Data provided ->
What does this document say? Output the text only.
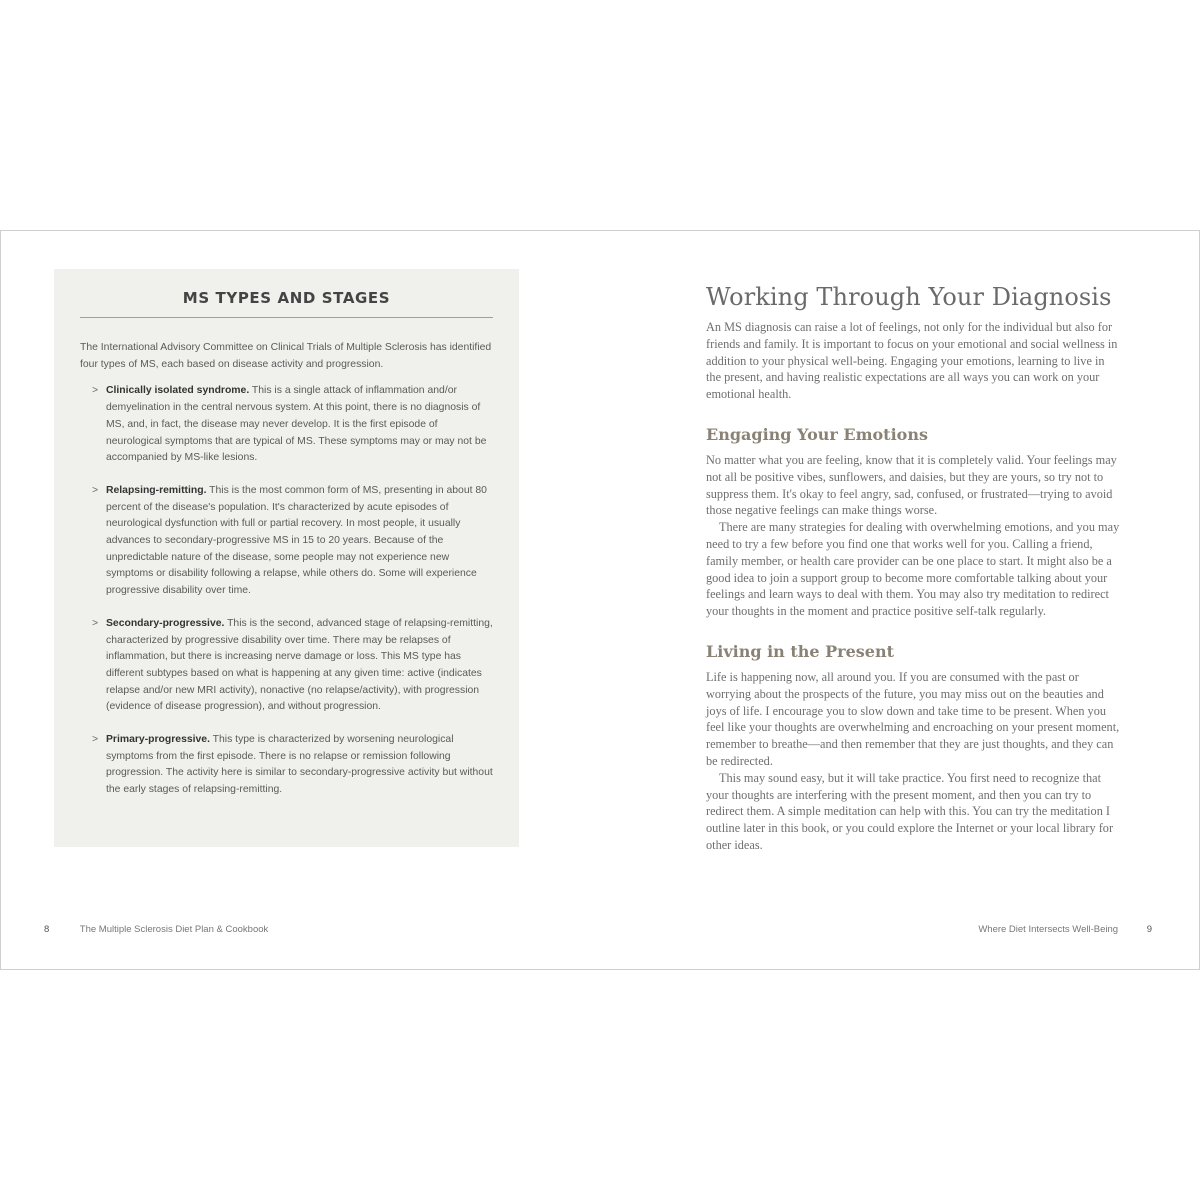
MS TYPES AND STAGES

The International Advisory Committee on Clinical Trials of Multiple Sclerosis has identified four types of MS, each based on disease activity and progression.

> Clinically isolated syndrome. This is a single attack of inflammation and/or demyelination in the central nervous system. At this point, there is no diagnosis of MS, and, in fact, the disease may never develop. It is the first episode of neurological symptoms that are typical of MS. These symptoms may or may not be accompanied by MS-like lesions.
> Relapsing-remitting. This is the most common form of MS, presenting in about 80 percent of the disease's population. It's characterized by acute episodes of neurological dysfunction with full or partial recovery. In most people, it usually advances to secondary-progressive MS in 15 to 20 years. Because of the unpredictable nature of the disease, some people may not experience new symptoms or disability following a relapse, while others do. Some will experience progressive disability over time.
> Secondary-progressive. This is the second, advanced stage of relapsing-remitting, characterized by progressive disability over time. There may be relapses of inflammation, but there is increasing nerve damage or loss. This MS type has different subtypes based on what is happening at any given time: active (indicates relapse and/or new MRI activity), nonactive (no relapse/activity), with progression (evidence of disease progression), and without progression.
> Primary-progressive. This type is characterized by worsening neurological symptoms from the first episode. There is no relapse or remission following progression. The activity here is similar to secondary-progressive activity but without the early stages of relapsing-remitting.
Working Through Your Diagnosis

An MS diagnosis can raise a lot of feelings, not only for the individual but also for friends and family. It is important to focus on your emotional and social wellness in addition to your physical well-being. Engaging your emotions, learning to live in the present, and having realistic expectations are all ways you can work on your emotional health.

Engaging Your Emotions

No matter what you are feeling, know that it is completely valid. Your feelings may not all be positive vibes, sunflowers, and daisies, but they are yours, so try not to suppress them. It's okay to feel angry, sad, confused, or frustrated—trying to avoid those negative feelings can make things worse.

There are many strategies for dealing with overwhelming emotions, and you may need to try a few before you find one that works well for you. Calling a friend, family member, or health care provider can be one place to start. It might also be a good idea to join a support group to become more comfortable talking about your feelings and learn ways to deal with them. You may also try meditation to redirect your thoughts in the moment and practice positive self-talk regularly.

Living in the Present

Life is happening now, all around you. If you are consumed with the past or worrying about the prospects of the future, you may miss out on the beauties and joys of life. I encourage you to slow down and take time to be present. When you feel like your thoughts are overwhelming and encroaching on your present moment, remember to breathe—and then remember that they are just thoughts, and they can be redirected.

This may sound easy, but it will take practice. You first need to recognize that your thoughts are interfering with the present moment, and then you can try to redirect them. A simple meditation can help with this. You can try the meditation I outline later in this book, or you could explore the Internet or your local library for other ideas.

8	The Multiple Sclerosis Diet Plan & Cookbook	Where Diet Intersects Well-Being	9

Exercise -> How many lines in the entries contain the string "neurological"? Answer with the number only.

Full solution -> 3